--- begin ---
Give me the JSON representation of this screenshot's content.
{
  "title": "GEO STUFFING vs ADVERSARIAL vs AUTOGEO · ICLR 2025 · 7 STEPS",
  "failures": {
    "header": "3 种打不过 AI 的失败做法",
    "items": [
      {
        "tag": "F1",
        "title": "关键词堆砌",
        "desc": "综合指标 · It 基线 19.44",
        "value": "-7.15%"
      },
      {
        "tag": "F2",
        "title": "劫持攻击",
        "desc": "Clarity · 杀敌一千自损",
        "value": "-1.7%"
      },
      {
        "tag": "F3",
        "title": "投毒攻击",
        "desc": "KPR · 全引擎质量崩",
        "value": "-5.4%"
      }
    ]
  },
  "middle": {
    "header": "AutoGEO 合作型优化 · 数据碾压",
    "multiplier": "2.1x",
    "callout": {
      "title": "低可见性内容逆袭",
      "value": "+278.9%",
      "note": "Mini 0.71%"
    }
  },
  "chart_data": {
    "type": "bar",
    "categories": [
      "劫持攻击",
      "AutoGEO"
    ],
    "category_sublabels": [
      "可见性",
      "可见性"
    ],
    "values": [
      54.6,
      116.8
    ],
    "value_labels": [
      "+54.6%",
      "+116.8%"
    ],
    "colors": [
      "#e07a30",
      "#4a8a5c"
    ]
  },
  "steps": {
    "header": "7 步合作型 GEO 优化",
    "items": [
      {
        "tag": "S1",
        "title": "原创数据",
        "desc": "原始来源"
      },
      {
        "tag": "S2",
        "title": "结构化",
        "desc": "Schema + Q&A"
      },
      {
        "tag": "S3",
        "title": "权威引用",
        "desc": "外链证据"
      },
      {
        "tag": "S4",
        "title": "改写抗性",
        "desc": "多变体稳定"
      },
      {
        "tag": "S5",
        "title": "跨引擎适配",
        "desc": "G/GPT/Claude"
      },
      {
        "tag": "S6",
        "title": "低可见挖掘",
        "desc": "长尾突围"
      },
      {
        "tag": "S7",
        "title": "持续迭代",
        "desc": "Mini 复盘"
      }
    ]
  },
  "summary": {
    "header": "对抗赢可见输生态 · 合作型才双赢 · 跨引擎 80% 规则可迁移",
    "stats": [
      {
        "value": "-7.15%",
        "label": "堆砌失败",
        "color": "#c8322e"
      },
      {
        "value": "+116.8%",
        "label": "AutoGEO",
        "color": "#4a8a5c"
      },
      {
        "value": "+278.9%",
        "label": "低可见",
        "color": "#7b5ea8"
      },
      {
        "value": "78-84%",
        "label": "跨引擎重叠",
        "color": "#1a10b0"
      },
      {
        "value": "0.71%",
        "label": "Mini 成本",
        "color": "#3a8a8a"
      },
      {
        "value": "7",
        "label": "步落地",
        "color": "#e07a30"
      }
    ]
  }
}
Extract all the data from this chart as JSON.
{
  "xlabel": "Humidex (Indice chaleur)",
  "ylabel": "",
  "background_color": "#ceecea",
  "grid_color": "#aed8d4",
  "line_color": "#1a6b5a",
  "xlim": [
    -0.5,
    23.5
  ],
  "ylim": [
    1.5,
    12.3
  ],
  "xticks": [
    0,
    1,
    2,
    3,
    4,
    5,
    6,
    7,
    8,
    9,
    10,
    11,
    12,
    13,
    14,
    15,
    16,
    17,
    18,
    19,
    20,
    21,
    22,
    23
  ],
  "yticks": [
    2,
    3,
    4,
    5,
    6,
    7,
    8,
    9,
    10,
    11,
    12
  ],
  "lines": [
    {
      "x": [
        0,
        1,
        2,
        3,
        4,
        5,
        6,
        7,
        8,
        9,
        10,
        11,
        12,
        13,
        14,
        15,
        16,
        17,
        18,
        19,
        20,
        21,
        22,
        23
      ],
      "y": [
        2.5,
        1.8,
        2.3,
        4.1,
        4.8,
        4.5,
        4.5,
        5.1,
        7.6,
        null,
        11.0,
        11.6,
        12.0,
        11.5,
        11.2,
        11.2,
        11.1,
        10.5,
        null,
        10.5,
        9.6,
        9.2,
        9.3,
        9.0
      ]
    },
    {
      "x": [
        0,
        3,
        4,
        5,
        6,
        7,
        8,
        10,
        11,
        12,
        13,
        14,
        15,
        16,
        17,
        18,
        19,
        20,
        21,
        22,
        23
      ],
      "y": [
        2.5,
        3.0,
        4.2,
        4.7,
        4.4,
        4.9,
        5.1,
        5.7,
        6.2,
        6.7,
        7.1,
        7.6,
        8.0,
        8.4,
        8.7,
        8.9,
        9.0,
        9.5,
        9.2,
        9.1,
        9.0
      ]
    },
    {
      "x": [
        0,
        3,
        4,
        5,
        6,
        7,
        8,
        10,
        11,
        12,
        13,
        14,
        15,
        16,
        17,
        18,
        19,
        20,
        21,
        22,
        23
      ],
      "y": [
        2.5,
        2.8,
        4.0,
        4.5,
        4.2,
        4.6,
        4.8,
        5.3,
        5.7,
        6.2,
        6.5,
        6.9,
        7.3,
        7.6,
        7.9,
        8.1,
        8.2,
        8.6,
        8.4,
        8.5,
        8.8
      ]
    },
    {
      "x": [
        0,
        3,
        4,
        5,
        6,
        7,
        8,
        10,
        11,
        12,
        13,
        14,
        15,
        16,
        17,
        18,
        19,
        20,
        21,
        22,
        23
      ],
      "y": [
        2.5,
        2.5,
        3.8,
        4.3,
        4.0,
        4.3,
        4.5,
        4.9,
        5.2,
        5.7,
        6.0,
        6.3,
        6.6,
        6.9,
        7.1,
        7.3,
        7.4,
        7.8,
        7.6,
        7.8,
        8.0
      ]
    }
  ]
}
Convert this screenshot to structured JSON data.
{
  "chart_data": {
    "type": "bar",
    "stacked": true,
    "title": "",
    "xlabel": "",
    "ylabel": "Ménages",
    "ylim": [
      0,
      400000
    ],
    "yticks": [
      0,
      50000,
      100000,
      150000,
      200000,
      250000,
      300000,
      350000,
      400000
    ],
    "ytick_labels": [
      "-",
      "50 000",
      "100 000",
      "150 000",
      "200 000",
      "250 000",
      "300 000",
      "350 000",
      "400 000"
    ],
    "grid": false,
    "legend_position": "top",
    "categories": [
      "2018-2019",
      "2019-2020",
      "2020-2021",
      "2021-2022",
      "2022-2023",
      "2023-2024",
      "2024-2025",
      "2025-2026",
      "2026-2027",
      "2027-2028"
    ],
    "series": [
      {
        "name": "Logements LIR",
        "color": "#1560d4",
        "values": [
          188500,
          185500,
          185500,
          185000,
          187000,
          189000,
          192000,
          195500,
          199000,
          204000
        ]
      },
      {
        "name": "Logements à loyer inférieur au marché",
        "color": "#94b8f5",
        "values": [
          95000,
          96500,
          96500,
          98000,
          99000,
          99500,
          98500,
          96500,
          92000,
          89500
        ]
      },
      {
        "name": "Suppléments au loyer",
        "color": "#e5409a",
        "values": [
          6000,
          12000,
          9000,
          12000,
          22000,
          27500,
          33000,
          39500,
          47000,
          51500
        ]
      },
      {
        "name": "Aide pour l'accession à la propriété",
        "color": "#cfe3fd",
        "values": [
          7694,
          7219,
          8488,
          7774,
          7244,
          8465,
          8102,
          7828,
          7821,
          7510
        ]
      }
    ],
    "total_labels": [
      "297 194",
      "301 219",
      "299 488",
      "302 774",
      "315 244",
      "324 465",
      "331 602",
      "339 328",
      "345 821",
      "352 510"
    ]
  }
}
--- end ---
Request. Copy every line in the records above that contains the word "loyer".

Full response.
        "name": "Logements à loyer inférieur au marché",
        "name": "Suppléments au loyer",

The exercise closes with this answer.